What follows is a set of entries. Give them again exactly, without the pictures.
---+---
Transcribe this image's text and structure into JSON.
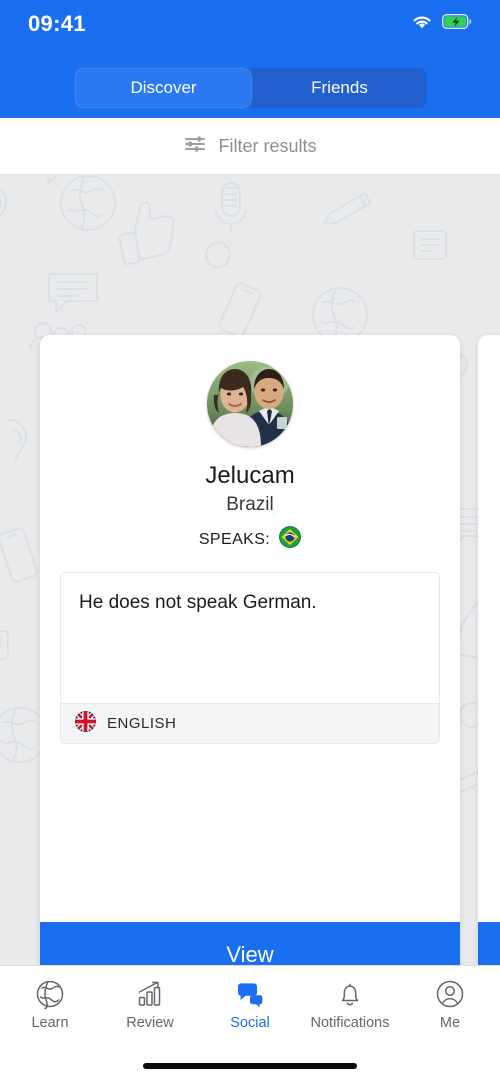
{
  "status_bar": {
    "time": "09:41",
    "wifi_icon": "wifi-icon",
    "battery_icon": "battery-charging-icon"
  },
  "header": {
    "accent_color": "#1a6ef0",
    "tabs": [
      {
        "label": "Discover",
        "active": true
      },
      {
        "label": "Friends",
        "active": false
      }
    ]
  },
  "filter": {
    "icon": "filter-sliders-icon",
    "label": "Filter results"
  },
  "card": {
    "avatar_alt": "user-avatar-photo",
    "name": "Jelucam",
    "country": "Brazil",
    "speaks_label": "SPEAKS:",
    "speaks_flag": "brazil-flag-icon",
    "message": "He does not speak German.",
    "message_language_flag": "uk-flag-icon",
    "message_language": "ENGLISH",
    "action_label": "View"
  },
  "tab_bar": {
    "active_color": "#1a6ef0",
    "inactive_color": "#62676d",
    "items": [
      {
        "label": "Learn",
        "icon": "globe-icon",
        "active": false
      },
      {
        "label": "Review",
        "icon": "bar-chart-arrow-icon",
        "active": false
      },
      {
        "label": "Social",
        "icon": "chat-bubbles-icon",
        "active": true
      },
      {
        "label": "Notifications",
        "icon": "bell-icon",
        "active": false
      },
      {
        "label": "Me",
        "icon": "person-circle-icon",
        "active": false
      }
    ]
  }
}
---+---
◆ Problem solution ◆
Transcribe this image's text and structure into JSON.
{
  "status_bar": {
    "time": "09:41",
    "wifi_icon": "wifi-icon",
    "battery_icon": "battery-charging-icon"
  },
  "header": {
    "accent_color": "#1a6ef0",
    "tabs": [
      {
        "label": "Discover",
        "active": true
      },
      {
        "label": "Friends",
        "active": false
      }
    ]
  },
  "filter": {
    "icon": "filter-sliders-icon",
    "label": "Filter results"
  },
  "card": {
    "avatar_alt": "user-avatar-photo",
    "name": "Jelucam",
    "country": "Brazil",
    "speaks_label": "SPEAKS:",
    "speaks_flag": "brazil-flag-icon",
    "message": "He does not speak German.",
    "message_language_flag": "uk-flag-icon",
    "message_language": "ENGLISH",
    "action_label": "View"
  },
  "tab_bar": {
    "active_color": "#1a6ef0",
    "inactive_color": "#62676d",
    "items": [
      {
        "label": "Learn",
        "icon": "globe-icon",
        "active": false
      },
      {
        "label": "Review",
        "icon": "bar-chart-arrow-icon",
        "active": false
      },
      {
        "label": "Social",
        "icon": "chat-bubbles-icon",
        "active": true
      },
      {
        "label": "Notifications",
        "icon": "bell-icon",
        "active": false
      },
      {
        "label": "Me",
        "icon": "person-circle-icon",
        "active": false
      }
    ]
  }
}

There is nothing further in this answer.